==== Records for this task ====

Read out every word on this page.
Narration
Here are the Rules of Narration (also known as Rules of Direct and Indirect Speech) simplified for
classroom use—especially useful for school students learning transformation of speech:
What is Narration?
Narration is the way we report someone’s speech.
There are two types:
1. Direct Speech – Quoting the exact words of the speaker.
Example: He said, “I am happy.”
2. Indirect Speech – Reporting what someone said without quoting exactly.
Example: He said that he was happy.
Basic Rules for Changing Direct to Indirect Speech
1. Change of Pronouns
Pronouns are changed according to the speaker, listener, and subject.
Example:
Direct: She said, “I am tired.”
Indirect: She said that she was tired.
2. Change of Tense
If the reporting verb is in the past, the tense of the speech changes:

====

Reproduce every line of the material above exactly.

Read out every word on this page.
Narration
Here are the Rules of Narration (also known as Rules of Direct and Indirect Speech) simplified for
classroom use—especially useful for school students learning transformation of speech:
What is Narration?
Narration is the way we report someone’s speech.
There are two types:
1. Direct Speech – Quoting the exact words of the speaker.
Example: He said, “I am happy.”
2. Indirect Speech – Reporting what someone said without quoting exactly.
Example: He said that he was happy.
Basic Rules for Changing Direct to Indirect Speech
1. Change of Pronouns
Pronouns are changed according to the speaker, listener, and subject.
Example:
Direct: She said, “I am tired.”
Indirect: She said that she was tired.
2. Change of Tense
If the reporting verb is in the past, the tense of the speech changes:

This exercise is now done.